[Exercise details]
Note how many lines hold "this" and report that number by itself.

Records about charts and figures
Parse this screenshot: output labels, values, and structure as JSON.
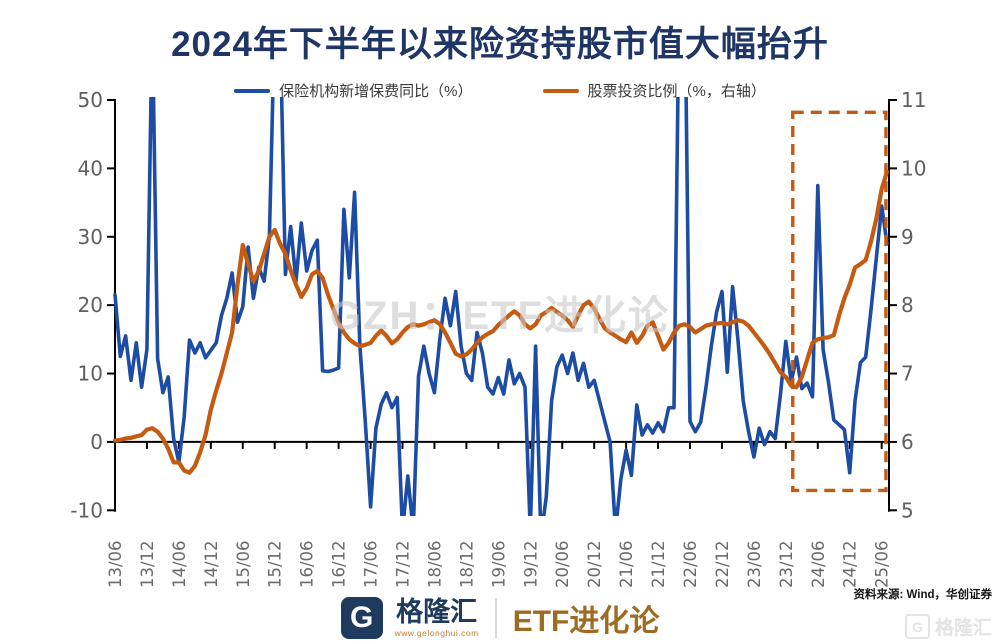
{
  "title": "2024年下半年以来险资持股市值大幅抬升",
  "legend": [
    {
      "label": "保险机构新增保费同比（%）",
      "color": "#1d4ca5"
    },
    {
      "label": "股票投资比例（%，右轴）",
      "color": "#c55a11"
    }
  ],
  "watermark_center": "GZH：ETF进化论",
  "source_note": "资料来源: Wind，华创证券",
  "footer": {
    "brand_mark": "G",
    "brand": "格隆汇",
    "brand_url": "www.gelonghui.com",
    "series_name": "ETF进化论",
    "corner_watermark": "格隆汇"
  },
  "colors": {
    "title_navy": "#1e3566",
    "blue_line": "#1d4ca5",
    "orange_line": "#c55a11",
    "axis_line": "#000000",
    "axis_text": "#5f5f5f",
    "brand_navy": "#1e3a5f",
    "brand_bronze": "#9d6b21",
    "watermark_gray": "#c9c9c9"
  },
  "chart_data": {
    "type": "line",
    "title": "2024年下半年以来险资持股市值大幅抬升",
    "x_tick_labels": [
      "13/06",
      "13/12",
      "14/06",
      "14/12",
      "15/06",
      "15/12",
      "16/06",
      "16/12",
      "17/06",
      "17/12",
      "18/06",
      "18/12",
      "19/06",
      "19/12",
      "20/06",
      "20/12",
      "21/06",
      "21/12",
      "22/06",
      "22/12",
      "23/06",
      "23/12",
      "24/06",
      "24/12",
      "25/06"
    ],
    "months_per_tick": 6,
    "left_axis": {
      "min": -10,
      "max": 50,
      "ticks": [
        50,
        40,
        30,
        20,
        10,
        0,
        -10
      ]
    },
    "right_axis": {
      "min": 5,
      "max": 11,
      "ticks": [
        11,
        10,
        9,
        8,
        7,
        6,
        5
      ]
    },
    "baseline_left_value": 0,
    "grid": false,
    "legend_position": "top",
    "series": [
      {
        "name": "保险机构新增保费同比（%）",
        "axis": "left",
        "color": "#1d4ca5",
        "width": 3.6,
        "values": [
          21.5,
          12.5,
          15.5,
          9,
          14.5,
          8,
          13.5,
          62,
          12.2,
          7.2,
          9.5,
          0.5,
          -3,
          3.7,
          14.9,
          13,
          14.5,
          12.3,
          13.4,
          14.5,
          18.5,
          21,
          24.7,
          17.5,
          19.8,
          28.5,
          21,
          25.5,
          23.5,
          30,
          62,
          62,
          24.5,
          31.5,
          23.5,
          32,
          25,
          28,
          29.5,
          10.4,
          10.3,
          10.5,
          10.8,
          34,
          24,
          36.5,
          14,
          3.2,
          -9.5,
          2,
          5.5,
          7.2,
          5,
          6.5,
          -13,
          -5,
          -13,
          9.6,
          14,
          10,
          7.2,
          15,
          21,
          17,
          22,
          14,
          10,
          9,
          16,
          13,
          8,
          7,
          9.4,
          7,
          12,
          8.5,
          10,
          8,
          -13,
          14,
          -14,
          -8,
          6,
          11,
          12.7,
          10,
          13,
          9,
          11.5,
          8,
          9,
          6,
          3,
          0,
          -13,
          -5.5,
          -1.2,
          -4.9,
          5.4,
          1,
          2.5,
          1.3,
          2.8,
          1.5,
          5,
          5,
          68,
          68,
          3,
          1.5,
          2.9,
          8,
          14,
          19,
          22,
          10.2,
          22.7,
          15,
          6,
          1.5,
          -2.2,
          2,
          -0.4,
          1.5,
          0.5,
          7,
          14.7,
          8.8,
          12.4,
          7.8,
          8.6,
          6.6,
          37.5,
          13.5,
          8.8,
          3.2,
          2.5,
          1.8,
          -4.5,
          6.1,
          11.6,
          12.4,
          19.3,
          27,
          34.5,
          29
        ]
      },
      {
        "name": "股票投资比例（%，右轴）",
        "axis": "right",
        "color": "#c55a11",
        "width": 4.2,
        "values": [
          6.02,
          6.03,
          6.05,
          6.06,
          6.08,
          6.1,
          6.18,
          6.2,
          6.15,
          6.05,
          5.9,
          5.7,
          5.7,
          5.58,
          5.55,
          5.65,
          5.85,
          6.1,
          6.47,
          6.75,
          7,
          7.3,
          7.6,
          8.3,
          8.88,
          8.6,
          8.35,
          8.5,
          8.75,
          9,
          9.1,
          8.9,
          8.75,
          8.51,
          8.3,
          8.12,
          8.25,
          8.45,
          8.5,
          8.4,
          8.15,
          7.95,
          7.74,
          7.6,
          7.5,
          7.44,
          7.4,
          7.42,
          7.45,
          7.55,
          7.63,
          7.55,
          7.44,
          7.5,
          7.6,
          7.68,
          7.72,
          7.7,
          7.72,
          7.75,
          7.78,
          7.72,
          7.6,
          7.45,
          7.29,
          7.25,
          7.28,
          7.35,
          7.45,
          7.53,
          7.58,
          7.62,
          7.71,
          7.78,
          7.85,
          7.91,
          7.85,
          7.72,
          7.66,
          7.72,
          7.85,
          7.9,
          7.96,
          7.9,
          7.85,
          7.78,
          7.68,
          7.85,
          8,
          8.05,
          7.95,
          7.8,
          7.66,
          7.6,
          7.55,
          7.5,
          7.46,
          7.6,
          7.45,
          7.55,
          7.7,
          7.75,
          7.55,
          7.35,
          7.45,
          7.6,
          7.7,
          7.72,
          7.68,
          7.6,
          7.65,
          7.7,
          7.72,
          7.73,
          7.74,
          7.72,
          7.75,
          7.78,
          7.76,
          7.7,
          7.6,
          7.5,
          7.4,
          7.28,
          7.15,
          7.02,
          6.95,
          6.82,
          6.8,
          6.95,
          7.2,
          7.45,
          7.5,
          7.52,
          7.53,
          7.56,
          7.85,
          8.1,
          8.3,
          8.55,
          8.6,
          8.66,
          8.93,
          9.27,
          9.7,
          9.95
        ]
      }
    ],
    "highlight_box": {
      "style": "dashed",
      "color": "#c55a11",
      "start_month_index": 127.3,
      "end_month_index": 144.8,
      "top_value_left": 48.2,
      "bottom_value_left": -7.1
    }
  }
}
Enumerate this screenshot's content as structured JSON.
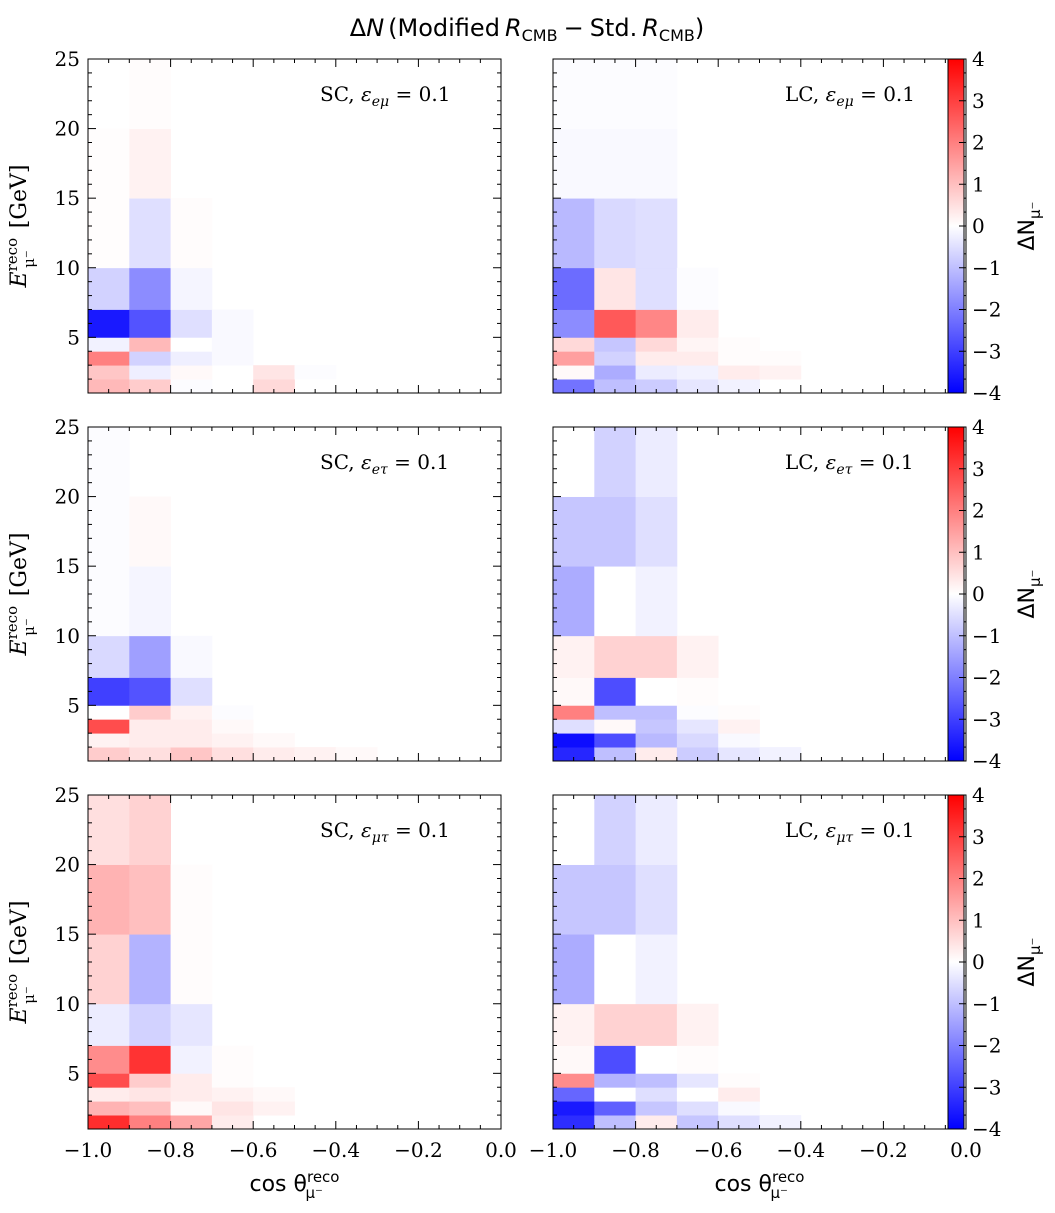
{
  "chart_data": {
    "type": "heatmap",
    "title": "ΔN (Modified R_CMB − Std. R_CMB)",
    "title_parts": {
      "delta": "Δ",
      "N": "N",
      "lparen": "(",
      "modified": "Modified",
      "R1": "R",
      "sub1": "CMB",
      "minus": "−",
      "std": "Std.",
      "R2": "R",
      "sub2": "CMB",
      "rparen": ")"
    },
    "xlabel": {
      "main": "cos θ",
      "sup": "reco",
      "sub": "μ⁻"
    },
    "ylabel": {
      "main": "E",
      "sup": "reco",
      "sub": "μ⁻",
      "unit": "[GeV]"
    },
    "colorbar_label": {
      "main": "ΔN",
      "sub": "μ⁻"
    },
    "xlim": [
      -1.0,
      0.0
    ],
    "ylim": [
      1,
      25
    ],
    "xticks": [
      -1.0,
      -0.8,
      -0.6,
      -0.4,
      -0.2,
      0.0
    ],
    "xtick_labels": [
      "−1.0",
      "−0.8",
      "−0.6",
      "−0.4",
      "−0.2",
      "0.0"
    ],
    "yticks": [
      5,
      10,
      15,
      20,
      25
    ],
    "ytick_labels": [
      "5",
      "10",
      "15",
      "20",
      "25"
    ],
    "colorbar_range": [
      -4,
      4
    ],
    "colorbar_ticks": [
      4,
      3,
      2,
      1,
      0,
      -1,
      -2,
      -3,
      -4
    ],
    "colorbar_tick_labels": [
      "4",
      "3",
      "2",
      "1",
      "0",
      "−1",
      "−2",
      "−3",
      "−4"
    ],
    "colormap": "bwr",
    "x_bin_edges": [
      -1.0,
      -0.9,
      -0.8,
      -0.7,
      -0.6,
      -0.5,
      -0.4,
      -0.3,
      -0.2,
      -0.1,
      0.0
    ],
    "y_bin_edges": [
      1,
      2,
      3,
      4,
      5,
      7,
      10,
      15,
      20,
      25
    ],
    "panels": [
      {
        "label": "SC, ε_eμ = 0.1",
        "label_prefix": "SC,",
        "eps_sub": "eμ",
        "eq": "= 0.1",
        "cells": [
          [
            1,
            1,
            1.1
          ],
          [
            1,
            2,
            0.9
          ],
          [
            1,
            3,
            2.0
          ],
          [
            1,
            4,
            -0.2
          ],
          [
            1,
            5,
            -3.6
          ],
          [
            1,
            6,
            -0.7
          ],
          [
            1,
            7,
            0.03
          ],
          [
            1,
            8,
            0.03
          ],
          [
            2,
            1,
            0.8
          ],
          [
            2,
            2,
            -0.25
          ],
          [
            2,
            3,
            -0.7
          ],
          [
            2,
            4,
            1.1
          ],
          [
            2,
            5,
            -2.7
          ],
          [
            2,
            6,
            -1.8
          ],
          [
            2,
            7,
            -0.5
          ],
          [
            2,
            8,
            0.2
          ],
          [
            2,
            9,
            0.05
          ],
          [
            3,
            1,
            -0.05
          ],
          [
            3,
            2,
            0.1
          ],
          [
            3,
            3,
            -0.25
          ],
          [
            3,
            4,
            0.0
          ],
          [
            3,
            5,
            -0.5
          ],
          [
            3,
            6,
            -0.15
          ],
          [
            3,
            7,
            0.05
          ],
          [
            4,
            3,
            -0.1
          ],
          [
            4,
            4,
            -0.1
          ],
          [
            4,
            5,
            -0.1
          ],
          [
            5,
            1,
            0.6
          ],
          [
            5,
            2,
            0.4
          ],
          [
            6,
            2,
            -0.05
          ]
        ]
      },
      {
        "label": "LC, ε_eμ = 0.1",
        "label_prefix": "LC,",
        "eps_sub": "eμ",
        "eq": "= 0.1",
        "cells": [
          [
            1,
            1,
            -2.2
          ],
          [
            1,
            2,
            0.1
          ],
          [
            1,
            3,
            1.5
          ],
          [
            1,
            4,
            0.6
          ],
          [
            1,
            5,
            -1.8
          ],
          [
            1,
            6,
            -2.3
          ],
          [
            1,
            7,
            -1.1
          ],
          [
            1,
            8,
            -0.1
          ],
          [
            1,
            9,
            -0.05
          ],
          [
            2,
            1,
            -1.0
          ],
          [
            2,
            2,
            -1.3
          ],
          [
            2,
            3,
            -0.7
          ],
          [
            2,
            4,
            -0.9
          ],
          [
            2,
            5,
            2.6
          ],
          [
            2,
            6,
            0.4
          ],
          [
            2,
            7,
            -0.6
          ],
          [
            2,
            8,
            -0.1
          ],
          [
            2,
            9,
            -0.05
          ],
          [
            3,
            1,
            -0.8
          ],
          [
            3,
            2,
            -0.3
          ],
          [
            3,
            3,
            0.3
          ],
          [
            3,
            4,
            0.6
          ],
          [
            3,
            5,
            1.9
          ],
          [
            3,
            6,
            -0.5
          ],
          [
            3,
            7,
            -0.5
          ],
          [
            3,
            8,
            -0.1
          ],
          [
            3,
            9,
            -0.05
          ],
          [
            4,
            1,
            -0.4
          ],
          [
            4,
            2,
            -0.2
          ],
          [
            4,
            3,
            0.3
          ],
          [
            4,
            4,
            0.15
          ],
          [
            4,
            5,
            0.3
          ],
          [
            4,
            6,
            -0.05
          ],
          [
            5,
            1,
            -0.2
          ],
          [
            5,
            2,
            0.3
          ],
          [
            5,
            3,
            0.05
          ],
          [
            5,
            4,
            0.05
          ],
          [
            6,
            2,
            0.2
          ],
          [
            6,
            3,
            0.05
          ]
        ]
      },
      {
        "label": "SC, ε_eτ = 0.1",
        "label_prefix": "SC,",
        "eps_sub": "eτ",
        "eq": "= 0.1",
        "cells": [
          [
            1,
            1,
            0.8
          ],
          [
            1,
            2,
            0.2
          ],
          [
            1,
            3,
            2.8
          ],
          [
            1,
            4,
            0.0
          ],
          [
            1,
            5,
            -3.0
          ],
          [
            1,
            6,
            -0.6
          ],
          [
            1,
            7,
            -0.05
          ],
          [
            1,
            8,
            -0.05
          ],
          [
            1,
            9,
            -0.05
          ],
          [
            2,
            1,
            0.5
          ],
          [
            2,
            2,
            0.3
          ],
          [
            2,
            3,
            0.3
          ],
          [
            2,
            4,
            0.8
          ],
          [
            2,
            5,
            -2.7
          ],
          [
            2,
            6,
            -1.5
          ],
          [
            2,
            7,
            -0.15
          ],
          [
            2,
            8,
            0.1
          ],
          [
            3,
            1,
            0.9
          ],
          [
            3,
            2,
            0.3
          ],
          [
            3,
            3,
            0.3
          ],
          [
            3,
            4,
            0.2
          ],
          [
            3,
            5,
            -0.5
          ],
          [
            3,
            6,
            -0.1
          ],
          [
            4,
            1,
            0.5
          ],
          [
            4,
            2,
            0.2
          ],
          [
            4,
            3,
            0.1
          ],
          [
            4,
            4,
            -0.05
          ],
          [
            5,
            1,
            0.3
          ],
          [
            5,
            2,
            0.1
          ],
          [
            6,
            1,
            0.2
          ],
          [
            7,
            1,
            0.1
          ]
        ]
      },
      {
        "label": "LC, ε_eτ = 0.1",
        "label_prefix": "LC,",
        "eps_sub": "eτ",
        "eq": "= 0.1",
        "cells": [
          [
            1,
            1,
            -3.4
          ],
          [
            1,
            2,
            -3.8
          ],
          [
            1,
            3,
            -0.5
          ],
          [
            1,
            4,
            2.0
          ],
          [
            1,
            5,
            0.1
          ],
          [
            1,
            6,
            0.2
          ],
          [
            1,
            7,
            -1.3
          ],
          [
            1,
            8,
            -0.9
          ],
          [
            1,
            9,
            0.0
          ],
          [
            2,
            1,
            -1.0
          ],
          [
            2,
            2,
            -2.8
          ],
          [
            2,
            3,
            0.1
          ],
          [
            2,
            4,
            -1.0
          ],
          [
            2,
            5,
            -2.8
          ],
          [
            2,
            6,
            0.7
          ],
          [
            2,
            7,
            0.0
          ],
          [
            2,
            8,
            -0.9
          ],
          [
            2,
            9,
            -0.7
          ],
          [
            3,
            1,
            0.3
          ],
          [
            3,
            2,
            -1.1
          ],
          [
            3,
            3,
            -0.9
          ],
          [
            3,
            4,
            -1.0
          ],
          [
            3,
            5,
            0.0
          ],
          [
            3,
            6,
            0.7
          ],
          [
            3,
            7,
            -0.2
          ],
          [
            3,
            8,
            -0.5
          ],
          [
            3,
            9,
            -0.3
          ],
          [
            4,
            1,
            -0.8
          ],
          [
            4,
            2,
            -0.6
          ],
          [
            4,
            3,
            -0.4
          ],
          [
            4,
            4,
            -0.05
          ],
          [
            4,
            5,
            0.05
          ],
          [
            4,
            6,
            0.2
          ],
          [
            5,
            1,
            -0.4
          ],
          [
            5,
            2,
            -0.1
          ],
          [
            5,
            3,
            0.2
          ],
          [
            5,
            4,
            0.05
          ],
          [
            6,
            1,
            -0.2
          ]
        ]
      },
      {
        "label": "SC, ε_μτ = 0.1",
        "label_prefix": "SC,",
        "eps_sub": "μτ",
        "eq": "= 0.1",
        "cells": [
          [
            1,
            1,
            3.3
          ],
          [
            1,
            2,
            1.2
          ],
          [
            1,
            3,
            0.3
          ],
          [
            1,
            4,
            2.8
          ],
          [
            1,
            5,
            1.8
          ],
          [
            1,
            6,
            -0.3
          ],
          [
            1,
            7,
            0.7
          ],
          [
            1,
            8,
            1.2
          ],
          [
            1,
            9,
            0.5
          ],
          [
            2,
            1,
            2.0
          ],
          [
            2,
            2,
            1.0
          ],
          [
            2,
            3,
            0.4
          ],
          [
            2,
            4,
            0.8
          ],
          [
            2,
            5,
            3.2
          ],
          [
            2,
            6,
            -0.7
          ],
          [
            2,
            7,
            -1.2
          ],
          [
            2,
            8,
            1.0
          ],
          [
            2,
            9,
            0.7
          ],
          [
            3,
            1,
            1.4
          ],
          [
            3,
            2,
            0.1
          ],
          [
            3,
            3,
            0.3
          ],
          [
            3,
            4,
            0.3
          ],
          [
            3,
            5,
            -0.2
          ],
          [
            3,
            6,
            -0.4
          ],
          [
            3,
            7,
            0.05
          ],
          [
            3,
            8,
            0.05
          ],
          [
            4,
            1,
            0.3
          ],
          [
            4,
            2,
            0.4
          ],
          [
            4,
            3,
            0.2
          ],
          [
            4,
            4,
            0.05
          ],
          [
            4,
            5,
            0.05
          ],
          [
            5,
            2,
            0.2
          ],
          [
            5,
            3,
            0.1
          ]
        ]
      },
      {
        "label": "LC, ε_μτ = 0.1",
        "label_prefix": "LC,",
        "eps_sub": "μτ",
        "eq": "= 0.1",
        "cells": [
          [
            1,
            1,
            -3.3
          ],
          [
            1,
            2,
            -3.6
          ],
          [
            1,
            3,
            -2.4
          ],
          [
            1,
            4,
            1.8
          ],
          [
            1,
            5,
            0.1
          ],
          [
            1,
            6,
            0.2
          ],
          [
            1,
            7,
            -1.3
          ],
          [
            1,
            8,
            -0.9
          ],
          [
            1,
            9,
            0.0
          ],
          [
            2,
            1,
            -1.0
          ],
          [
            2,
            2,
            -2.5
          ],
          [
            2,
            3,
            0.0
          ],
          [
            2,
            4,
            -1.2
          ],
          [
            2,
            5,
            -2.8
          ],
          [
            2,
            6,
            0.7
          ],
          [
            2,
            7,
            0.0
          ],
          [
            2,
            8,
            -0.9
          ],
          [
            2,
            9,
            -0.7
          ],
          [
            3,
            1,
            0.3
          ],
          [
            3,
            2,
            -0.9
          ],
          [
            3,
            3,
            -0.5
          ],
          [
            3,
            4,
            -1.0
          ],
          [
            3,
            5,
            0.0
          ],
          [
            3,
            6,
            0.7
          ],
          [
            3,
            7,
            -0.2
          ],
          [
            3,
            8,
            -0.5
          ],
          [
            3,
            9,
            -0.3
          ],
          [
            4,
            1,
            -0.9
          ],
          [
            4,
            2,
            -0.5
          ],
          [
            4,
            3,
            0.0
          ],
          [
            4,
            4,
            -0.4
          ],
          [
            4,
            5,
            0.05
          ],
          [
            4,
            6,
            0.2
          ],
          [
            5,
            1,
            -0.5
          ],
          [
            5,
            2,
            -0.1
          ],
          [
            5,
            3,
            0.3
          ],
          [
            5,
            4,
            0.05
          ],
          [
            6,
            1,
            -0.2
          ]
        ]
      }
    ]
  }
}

[Correct response]
2